— BEGIN Data for this exercise —

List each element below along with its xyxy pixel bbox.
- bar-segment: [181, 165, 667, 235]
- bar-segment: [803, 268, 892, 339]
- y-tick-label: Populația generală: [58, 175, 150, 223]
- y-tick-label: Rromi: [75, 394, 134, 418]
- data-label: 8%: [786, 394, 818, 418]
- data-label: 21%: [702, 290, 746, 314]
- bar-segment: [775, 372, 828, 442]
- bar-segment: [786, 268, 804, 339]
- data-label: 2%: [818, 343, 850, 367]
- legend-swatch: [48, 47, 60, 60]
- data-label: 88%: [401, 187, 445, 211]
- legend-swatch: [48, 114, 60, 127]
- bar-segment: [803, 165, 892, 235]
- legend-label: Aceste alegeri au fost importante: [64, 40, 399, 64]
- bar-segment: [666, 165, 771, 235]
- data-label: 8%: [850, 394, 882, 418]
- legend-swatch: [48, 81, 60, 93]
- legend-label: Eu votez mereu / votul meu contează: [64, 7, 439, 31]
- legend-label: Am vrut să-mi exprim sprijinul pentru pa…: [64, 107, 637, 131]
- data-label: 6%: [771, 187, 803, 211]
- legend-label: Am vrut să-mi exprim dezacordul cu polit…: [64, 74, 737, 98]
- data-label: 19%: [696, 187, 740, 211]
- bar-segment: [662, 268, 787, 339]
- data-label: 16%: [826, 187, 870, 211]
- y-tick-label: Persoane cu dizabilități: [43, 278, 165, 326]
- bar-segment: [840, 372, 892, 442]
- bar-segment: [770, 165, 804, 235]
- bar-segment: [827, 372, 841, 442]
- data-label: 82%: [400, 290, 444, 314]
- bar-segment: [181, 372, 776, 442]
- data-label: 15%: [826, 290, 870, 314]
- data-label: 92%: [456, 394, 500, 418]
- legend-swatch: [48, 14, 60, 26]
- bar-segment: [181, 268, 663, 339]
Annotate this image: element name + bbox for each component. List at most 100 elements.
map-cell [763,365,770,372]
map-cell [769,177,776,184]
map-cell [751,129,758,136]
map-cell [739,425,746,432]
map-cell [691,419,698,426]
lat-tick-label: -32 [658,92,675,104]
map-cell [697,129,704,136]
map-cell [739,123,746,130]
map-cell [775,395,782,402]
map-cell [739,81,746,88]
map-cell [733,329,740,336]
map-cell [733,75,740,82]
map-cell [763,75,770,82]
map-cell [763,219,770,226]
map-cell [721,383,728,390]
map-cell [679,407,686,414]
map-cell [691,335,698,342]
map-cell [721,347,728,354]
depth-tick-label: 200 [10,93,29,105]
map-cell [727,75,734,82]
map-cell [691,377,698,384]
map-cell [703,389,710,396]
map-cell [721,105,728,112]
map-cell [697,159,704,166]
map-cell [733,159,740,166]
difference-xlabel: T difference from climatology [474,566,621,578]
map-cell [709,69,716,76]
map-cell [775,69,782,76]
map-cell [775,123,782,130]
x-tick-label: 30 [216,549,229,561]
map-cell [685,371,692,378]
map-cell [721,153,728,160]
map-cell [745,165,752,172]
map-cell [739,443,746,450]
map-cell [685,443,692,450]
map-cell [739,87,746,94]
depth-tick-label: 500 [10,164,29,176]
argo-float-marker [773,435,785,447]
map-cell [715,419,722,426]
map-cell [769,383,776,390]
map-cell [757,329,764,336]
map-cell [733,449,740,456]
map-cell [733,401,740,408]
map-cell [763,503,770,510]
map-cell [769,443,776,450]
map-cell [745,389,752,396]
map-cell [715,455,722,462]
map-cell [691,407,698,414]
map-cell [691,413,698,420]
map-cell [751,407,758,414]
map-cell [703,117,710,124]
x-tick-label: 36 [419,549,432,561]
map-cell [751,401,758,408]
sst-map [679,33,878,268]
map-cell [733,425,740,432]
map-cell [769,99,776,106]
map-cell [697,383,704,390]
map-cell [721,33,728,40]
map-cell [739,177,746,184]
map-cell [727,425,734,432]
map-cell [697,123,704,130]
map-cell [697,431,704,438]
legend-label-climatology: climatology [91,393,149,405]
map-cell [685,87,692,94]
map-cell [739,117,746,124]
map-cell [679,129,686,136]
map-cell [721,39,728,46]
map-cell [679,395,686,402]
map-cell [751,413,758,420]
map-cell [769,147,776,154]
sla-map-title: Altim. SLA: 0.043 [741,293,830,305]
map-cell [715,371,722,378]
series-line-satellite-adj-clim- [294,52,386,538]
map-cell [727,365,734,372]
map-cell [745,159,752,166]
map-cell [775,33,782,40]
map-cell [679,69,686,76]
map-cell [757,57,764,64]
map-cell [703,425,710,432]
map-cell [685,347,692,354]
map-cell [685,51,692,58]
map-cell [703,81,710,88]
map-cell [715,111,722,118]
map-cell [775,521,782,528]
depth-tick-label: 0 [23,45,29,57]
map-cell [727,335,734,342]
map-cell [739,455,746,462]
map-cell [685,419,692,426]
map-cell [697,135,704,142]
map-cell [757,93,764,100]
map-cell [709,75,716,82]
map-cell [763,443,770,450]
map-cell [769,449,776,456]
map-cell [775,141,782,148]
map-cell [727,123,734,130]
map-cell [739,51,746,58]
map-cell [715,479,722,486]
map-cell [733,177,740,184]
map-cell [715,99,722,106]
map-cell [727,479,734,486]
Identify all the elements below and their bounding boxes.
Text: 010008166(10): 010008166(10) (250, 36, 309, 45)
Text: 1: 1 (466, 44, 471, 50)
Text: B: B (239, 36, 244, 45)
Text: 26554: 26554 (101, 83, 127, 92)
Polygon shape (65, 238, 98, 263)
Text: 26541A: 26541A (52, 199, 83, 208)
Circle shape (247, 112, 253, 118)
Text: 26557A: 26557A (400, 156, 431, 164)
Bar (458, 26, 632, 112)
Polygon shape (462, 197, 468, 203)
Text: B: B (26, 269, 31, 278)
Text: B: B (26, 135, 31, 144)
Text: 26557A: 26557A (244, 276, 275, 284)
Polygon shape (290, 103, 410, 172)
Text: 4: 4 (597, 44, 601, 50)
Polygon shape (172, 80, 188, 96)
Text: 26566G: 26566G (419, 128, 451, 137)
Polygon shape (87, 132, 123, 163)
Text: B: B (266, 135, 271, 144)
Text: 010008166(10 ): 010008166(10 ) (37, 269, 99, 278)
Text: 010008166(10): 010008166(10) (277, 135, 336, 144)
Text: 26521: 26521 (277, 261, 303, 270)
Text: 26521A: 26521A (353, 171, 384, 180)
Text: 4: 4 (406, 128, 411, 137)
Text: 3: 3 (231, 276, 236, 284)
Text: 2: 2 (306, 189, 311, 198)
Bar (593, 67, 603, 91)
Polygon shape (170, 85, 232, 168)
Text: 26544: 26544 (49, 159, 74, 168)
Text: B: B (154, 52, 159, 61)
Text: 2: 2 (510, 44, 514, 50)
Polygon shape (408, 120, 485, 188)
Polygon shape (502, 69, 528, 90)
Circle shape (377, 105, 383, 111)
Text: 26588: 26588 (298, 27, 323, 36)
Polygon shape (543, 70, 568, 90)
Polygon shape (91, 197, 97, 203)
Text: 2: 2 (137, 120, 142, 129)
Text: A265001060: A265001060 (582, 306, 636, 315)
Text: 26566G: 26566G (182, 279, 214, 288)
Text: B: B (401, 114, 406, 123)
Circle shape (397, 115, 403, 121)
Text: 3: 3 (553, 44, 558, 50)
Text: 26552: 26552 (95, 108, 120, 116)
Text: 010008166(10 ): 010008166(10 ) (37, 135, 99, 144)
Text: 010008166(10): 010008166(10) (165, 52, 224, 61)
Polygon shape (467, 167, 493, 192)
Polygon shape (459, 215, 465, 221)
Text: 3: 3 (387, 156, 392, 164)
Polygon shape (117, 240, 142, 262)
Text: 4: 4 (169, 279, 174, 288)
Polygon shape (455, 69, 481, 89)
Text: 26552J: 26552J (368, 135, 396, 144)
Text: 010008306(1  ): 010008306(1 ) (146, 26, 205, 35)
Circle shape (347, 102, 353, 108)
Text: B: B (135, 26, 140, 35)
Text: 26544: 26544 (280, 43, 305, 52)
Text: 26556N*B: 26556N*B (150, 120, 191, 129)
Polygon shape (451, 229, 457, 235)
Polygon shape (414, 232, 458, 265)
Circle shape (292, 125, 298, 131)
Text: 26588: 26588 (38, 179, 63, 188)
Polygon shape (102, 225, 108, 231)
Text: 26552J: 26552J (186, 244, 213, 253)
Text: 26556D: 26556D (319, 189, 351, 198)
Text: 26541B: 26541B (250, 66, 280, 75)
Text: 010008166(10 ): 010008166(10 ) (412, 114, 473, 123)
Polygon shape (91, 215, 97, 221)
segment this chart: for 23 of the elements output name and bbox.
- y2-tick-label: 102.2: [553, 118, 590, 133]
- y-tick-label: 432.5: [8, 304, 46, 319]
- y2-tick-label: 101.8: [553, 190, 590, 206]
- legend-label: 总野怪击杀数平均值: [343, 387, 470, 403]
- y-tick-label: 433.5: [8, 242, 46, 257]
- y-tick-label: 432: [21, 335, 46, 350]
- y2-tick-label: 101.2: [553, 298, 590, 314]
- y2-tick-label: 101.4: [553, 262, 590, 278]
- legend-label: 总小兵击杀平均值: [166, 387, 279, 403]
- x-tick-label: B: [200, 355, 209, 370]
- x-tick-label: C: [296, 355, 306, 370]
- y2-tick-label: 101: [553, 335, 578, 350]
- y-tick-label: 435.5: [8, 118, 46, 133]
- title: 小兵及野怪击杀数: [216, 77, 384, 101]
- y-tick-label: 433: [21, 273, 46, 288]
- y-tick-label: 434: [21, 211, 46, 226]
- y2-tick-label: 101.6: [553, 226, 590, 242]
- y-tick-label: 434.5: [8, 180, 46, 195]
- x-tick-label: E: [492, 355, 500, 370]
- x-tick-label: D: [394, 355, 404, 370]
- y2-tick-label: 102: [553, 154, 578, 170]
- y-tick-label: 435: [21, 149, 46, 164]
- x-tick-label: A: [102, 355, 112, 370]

— END Data for this exercise —

Written request:
Reproduce the entries from the very beginning through the line containing "- legend-swatch: [48, 114, 60, 127]", including that line.

Result of this exercise:
List each element below along with its xyxy pixel bbox.
- bar-segment: [181, 165, 667, 235]
- bar-segment: [803, 268, 892, 339]
- y-tick-label: Populația generală: [58, 175, 150, 223]
- y-tick-label: Rromi: [75, 394, 134, 418]
- data-label: 8%: [786, 394, 818, 418]
- data-label: 21%: [702, 290, 746, 314]
- bar-segment: [775, 372, 828, 442]
- bar-segment: [786, 268, 804, 339]
- data-label: 2%: [818, 343, 850, 367]
- legend-swatch: [48, 47, 60, 60]
- data-label: 88%: [401, 187, 445, 211]
- legend-swatch: [48, 114, 60, 127]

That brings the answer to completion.